*** Records to process Section Begins ***

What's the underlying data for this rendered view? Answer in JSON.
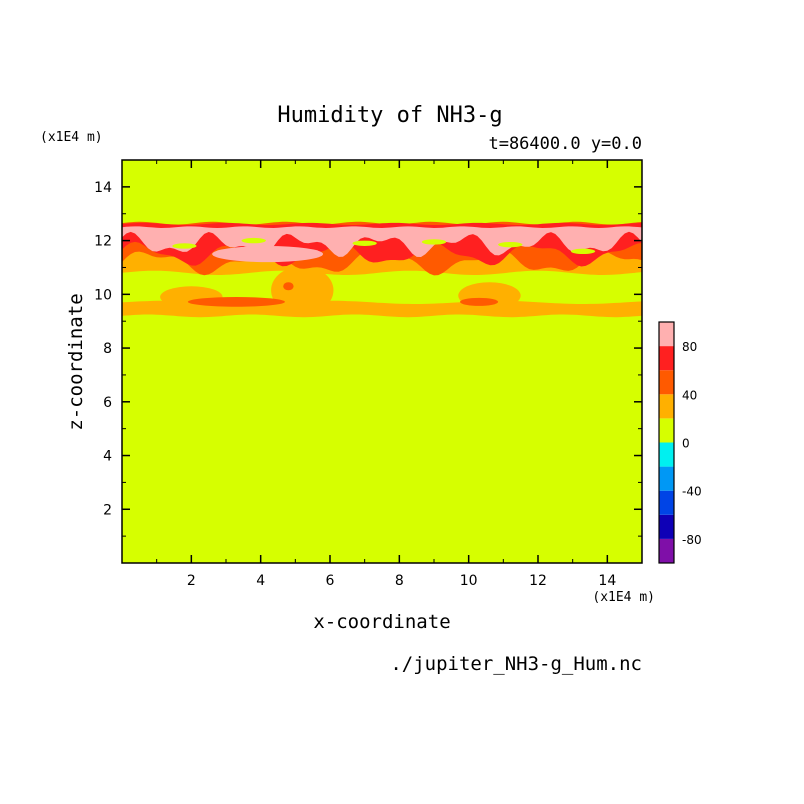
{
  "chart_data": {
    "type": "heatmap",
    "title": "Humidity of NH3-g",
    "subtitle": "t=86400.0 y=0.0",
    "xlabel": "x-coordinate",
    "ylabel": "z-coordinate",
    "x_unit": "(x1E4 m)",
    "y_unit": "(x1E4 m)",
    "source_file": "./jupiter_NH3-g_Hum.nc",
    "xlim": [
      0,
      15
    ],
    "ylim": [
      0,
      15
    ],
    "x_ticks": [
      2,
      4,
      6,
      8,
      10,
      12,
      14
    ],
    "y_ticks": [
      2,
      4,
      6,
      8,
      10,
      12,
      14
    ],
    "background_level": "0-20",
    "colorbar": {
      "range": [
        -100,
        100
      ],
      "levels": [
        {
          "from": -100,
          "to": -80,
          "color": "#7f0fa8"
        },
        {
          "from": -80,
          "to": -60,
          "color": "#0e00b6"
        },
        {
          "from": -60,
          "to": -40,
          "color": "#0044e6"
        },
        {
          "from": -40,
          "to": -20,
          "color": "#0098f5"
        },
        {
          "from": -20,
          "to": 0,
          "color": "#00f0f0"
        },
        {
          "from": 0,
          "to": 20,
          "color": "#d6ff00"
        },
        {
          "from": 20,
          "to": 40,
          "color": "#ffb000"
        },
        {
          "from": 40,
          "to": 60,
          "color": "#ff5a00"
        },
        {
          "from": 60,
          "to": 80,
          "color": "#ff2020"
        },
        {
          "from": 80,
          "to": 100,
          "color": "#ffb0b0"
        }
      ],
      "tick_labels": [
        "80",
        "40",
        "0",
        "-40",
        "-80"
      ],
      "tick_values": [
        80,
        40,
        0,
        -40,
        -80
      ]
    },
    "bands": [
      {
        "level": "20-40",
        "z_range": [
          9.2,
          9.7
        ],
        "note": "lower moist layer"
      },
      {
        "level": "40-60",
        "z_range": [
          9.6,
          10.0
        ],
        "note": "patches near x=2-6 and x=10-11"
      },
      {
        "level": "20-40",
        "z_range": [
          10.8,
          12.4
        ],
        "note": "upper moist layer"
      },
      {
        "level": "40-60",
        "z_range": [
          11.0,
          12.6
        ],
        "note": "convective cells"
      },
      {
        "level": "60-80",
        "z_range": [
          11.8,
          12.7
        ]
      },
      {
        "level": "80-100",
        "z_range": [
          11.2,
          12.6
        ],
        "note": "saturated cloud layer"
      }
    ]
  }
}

*** Records to process Section Ends ***

-- Task brief --
If any image appears in the entries, omit it and return the rest verbatim.

-- Worked solution --
What's the underlying data for this rendered view? Answer in JSON.
{
  "chart_data": {
    "type": "heatmap",
    "title": "Humidity of NH3-g",
    "subtitle": "t=86400.0 y=0.0",
    "xlabel": "x-coordinate",
    "ylabel": "z-coordinate",
    "x_unit": "(x1E4 m)",
    "y_unit": "(x1E4 m)",
    "source_file": "./jupiter_NH3-g_Hum.nc",
    "xlim": [
      0,
      15
    ],
    "ylim": [
      0,
      15
    ],
    "x_ticks": [
      2,
      4,
      6,
      8,
      10,
      12,
      14
    ],
    "y_ticks": [
      2,
      4,
      6,
      8,
      10,
      12,
      14
    ],
    "background_level": "0-20",
    "colorbar": {
      "range": [
        -100,
        100
      ],
      "levels": [
        {
          "from": -100,
          "to": -80,
          "color": "#7f0fa8"
        },
        {
          "from": -80,
          "to": -60,
          "color": "#0e00b6"
        },
        {
          "from": -60,
          "to": -40,
          "color": "#0044e6"
        },
        {
          "from": -40,
          "to": -20,
          "color": "#0098f5"
        },
        {
          "from": -20,
          "to": 0,
          "color": "#00f0f0"
        },
        {
          "from": 0,
          "to": 20,
          "color": "#d6ff00"
        },
        {
          "from": 20,
          "to": 40,
          "color": "#ffb000"
        },
        {
          "from": 40,
          "to": 60,
          "color": "#ff5a00"
        },
        {
          "from": 60,
          "to": 80,
          "color": "#ff2020"
        },
        {
          "from": 80,
          "to": 100,
          "color": "#ffb0b0"
        }
      ],
      "tick_labels": [
        "80",
        "40",
        "0",
        "-40",
        "-80"
      ],
      "tick_values": [
        80,
        40,
        0,
        -40,
        -80
      ]
    },
    "bands": [
      {
        "level": "20-40",
        "z_range": [
          9.2,
          9.7
        ],
        "note": "lower moist layer"
      },
      {
        "level": "40-60",
        "z_range": [
          9.6,
          10.0
        ],
        "note": "patches near x=2-6 and x=10-11"
      },
      {
        "level": "20-40",
        "z_range": [
          10.8,
          12.4
        ],
        "note": "upper moist layer"
      },
      {
        "level": "40-60",
        "z_range": [
          11.0,
          12.6
        ],
        "note": "convective cells"
      },
      {
        "level": "60-80",
        "z_range": [
          11.8,
          12.7
        ]
      },
      {
        "level": "80-100",
        "z_range": [
          11.2,
          12.6
        ],
        "note": "saturated cloud layer"
      }
    ]
  }
}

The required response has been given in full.